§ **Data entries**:
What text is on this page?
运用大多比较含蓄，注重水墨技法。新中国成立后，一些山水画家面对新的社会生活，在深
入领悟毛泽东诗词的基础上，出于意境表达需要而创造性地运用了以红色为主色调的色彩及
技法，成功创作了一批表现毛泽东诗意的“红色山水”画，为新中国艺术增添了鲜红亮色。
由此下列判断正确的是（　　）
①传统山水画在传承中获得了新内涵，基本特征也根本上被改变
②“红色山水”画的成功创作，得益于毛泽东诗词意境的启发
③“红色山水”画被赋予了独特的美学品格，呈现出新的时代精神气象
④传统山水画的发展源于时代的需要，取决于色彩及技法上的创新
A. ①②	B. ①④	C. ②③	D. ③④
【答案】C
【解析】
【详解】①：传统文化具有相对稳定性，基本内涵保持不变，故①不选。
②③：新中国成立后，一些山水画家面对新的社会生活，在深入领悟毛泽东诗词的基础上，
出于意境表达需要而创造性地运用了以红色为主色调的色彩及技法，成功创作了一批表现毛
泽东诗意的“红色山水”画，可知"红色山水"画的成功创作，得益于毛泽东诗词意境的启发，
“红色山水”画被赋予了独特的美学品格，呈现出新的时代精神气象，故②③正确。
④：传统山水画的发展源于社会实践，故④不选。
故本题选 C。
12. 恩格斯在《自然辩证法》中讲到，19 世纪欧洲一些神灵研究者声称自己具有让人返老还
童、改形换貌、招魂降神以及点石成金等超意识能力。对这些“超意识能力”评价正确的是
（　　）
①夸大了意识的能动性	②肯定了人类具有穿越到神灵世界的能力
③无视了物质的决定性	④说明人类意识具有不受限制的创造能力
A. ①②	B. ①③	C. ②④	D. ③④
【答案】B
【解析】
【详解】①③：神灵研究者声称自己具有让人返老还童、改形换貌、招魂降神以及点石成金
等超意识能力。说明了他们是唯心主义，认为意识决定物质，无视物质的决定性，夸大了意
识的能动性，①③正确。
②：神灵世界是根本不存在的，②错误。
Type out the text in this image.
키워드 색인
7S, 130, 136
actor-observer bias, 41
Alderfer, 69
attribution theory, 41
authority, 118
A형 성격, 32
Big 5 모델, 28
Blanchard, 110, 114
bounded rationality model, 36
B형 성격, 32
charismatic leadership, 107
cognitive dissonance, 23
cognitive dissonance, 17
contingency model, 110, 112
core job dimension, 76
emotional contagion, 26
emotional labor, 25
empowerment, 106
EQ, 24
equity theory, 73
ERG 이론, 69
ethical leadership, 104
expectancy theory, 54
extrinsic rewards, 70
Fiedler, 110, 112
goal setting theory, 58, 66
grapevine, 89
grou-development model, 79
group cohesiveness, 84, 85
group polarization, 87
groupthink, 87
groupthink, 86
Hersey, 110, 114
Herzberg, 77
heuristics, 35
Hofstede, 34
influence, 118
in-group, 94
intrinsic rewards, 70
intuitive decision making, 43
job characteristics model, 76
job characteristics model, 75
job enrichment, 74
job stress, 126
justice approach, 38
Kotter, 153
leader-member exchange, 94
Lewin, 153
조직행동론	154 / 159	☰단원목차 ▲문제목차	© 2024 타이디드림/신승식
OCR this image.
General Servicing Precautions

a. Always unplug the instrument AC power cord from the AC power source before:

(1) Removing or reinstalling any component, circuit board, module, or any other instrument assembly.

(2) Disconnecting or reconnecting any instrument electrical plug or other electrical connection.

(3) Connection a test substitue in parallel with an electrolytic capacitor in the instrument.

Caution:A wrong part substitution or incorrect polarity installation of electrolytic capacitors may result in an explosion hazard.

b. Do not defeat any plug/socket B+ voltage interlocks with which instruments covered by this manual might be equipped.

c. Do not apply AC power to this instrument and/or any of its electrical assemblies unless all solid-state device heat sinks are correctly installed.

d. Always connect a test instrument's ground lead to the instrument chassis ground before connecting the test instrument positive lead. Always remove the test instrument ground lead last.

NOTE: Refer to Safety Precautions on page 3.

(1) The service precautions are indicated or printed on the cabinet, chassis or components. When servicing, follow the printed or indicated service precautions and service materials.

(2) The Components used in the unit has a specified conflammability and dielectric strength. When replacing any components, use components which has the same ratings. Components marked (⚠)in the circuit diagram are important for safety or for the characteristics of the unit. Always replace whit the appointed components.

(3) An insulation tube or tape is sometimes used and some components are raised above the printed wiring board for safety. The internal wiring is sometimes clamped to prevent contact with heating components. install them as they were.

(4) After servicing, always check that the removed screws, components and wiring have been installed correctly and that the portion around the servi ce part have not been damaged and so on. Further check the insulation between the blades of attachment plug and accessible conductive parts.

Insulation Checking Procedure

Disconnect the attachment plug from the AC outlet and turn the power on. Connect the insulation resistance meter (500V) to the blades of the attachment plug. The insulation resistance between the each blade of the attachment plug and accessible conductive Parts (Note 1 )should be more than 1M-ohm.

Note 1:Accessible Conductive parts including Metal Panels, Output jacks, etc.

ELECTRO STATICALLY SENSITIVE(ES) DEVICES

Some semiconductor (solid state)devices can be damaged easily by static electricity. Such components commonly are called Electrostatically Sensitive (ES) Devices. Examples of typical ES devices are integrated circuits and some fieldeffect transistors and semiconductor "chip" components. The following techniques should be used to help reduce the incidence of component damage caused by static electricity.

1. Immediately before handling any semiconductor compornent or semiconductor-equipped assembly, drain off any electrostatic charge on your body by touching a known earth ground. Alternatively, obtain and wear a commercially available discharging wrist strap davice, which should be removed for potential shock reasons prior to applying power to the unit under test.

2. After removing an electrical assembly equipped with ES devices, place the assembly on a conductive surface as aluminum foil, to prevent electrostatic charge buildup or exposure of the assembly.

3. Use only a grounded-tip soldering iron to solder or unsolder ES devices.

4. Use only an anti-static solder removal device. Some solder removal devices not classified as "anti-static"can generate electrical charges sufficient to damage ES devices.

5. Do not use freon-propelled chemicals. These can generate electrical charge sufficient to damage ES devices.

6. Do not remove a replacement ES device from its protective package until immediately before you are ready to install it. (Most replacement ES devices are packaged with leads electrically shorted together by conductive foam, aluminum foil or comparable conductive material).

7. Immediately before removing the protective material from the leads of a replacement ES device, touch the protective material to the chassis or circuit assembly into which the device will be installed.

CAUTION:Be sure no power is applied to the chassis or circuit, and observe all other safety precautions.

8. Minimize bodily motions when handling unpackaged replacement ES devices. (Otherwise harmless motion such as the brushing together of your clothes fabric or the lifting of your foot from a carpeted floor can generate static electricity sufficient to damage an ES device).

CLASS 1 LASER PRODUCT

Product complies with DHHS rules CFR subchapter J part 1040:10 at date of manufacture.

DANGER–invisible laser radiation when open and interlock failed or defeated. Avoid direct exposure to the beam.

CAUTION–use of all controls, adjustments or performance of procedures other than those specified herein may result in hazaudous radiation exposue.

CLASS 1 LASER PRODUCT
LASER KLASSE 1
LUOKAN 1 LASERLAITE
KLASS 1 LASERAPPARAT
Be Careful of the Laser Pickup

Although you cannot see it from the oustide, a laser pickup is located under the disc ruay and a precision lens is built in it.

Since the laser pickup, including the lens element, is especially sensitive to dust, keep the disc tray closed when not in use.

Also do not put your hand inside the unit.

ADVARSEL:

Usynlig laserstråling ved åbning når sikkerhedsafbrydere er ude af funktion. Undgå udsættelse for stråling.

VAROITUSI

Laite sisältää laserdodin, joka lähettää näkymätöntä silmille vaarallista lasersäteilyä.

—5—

§ **EXERCISE**:
Copy out each line exactly.

§ **RESPONSE TO THIS TASK**:
What text is on this page?
运用大多比较含蓄，注重水墨技法。新中国成立后，一些山水画家面对新的社会生活，在深
入领悟毛泽东诗词的基础上，出于意境表达需要而创造性地运用了以红色为主色调的色彩及
技法，成功创作了一批表现毛泽东诗意的“红色山水”画，为新中国艺术增添了鲜红亮色。
由此下列判断正确的是（　　）
①传统山水画在传承中获得了新内涵，基本特征也根本上被改变
②“红色山水”画的成功创作，得益于毛泽东诗词意境的启发
③“红色山水”画被赋予了独特的美学品格，呈现出新的时代精神气象
④传统山水画的发展源于时代的需要，取决于色彩及技法上的创新
A. ①②	B. ①④	C. ②③	D. ③④
【答案】C
【解析】
【详解】①：传统文化具有相对稳定性，基本内涵保持不变，故①不选。
②③：新中国成立后，一些山水画家面对新的社会生活，在深入领悟毛泽东诗词的基础上，
出于意境表达需要而创造性地运用了以红色为主色调的色彩及技法，成功创作了一批表现毛
泽东诗意的“红色山水”画，可知"红色山水"画的成功创作，得益于毛泽东诗词意境的启发，
“红色山水”画被赋予了独特的美学品格，呈现出新的时代精神气象，故②③正确。
④：传统山水画的发展源于社会实践，故④不选。
故本题选 C。
12. 恩格斯在《自然辩证法》中讲到，19 世纪欧洲一些神灵研究者声称自己具有让人返老还
童、改形换貌、招魂降神以及点石成金等超意识能力。对这些“超意识能力”评价正确的是
（　　）
①夸大了意识的能动性	②肯定了人类具有穿越到神灵世界的能力
③无视了物质的决定性	④说明人类意识具有不受限制的创造能力
A. ①②	B. ①③	C. ②④	D. ③④
【答案】B
【解析】
【详解】①③：神灵研究者声称自己具有让人返老还童、改形换貌、招魂降神以及点石成金
等超意识能力。说明了他们是唯心主义，认为意识决定物质，无视物质的决定性，夸大了意
识的能动性，①③正确。
②：神灵世界是根本不存在的，②错误。
Type out the text in this image.
키워드 색인
7S, 130, 136
actor-observer bias, 41
Alderfer, 69
attribution theory, 41
authority, 118
A형 성격, 32
Big 5 모델, 28
Blanchard, 110, 114
bounded rationality model, 36
B형 성격, 32
charismatic leadership, 107
cognitive dissonance, 23
cognitive dissonance, 17
contingency model, 110, 112
core job dimension, 76
emotional contagion, 26
emotional labor, 25
empowerment, 106
EQ, 24
equity theory, 73
ERG 이론, 69
ethical leadership, 104
expectancy theory, 54
extrinsic rewards, 70
Fiedler, 110, 112
goal setting theory, 58, 66
grapevine, 89
grou-development model, 79
group cohesiveness, 84, 85
group polarization, 87
groupthink, 87
groupthink, 86
Hersey, 110, 114
Herzberg, 77
heuristics, 35
Hofstede, 34
influence, 118
in-group, 94
intrinsic rewards, 70
intuitive decision making, 43
job characteristics model, 76
job characteristics model, 75
job enrichment, 74
job stress, 126
justice approach, 38
Kotter, 153
leader-member exchange, 94
Lewin, 153
조직행동론	154 / 159	☰단원목차 ▲문제목차	© 2024 타이디드림/신승식
OCR this image.
General Servicing Precautions

a. Always unplug the instrument AC power cord from the AC power source before:

(1) Removing or reinstalling any component, circuit board, module, or any other instrument assembly.

(2) Disconnecting or reconnecting any instrument electrical plug or other electrical connection.

(3) Connection a test substitue in parallel with an electrolytic capacitor in the instrument.

Caution:A wrong part substitution or incorrect polarity installation of electrolytic capacitors may result in an explosion hazard.

b. Do not defeat any plug/socket B+ voltage interlocks with which instruments covered by this manual might be equipped.

c. Do not apply AC power to this instrument and/or any of its electrical assemblies unless all solid-state device heat sinks are correctly installed.

d. Always connect a test instrument's ground lead to the instrument chassis ground before connecting the test instrument positive lead. Always remove the test instrument ground lead last.

NOTE: Refer to Safety Precautions on page 3.

(1) The service precautions are indicated or printed on the cabinet, chassis or components. When servicing, follow the printed or indicated service precautions and service materials.

(2) The Components used in the unit has a specified conflammability and dielectric strength. When replacing any components, use components which has the same ratings. Components marked (⚠)in the circuit diagram are important for safety or for the characteristics of the unit. Always replace whit the appointed components.

(3) An insulation tube or tape is sometimes used and some components are raised above the printed wiring board for safety. The internal wiring is sometimes clamped to prevent contact with heating components. install them as they were.

(4) After servicing, always check that the removed screws, components and wiring have been installed correctly and that the portion around the servi ce part have not been damaged and so on. Further check the insulation between the blades of attachment plug and accessible conductive parts.

Insulation Checking Procedure

Disconnect the attachment plug from the AC outlet and turn the power on. Connect the insulation resistance meter (500V) to the blades of the attachment plug. The insulation resistance between the each blade of the attachment plug and accessible conductive Parts (Note 1 )should be more than 1M-ohm.

Note 1:Accessible Conductive parts including Metal Panels, Output jacks, etc.

ELECTRO STATICALLY SENSITIVE(ES) DEVICES

Some semiconductor (solid state)devices can be damaged easily by static electricity. Such components commonly are called Electrostatically Sensitive (ES) Devices. Examples of typical ES devices are integrated circuits and some fieldeffect transistors and semiconductor "chip" components. The following techniques should be used to help reduce the incidence of component damage caused by static electricity.

1. Immediately before handling any semiconductor compornent or semiconductor-equipped assembly, drain off any electrostatic charge on your body by touching a known earth ground. Alternatively, obtain and wear a commercially available discharging wrist strap davice, which should be removed for potential shock reasons prior to applying power to the unit under test.

2. After removing an electrical assembly equipped with ES devices, place the assembly on a conductive surface as aluminum foil, to prevent electrostatic charge buildup or exposure of the assembly.

3. Use only a grounded-tip soldering iron to solder or unsolder ES devices.

4. Use only an anti-static solder removal device. Some solder removal devices not classified as "anti-static"can generate electrical charges sufficient to damage ES devices.

5. Do not use freon-propelled chemicals. These can generate electrical charge sufficient to damage ES devices.

6. Do not remove a replacement ES device from its protective package until immediately before you are ready to install it. (Most replacement ES devices are packaged with leads electrically shorted together by conductive foam, aluminum foil or comparable conductive material).

7. Immediately before removing the protective material from the leads of a replacement ES device, touch the protective material to the chassis or circuit assembly into which the device will be installed.

CAUTION:Be sure no power is applied to the chassis or circuit, and observe all other safety precautions.

8. Minimize bodily motions when handling unpackaged replacement ES devices. (Otherwise harmless motion such as the brushing together of your clothes fabric or the lifting of your foot from a carpeted floor can generate static electricity sufficient to damage an ES device).

CLASS 1 LASER PRODUCT

Product complies with DHHS rules CFR subchapter J part 1040:10 at date of manufacture.

DANGER–invisible laser radiation when open and interlock failed or defeated. Avoid direct exposure to the beam.

CAUTION–use of all controls, adjustments or performance of procedures other than those specified herein may result in hazaudous radiation exposue.

CLASS 1 LASER PRODUCT
LASER KLASSE 1
LUOKAN 1 LASERLAITE
KLASS 1 LASERAPPARAT
Be Careful of the Laser Pickup

Although you cannot see it from the oustide, a laser pickup is located under the disc ruay and a precision lens is built in it.

Since the laser pickup, including the lens element, is especially sensitive to dust, keep the disc tray closed when not in use.

Also do not put your hand inside the unit.

ADVARSEL:

Usynlig laserstråling ved åbning når sikkerhedsafbrydere er ude af funktion. Undgå udsættelse for stråling.

VAROITUSI

Laite sisältää laserdodin, joka lähettää näkymätöntä silmille vaarallista lasersäteilyä.

—5—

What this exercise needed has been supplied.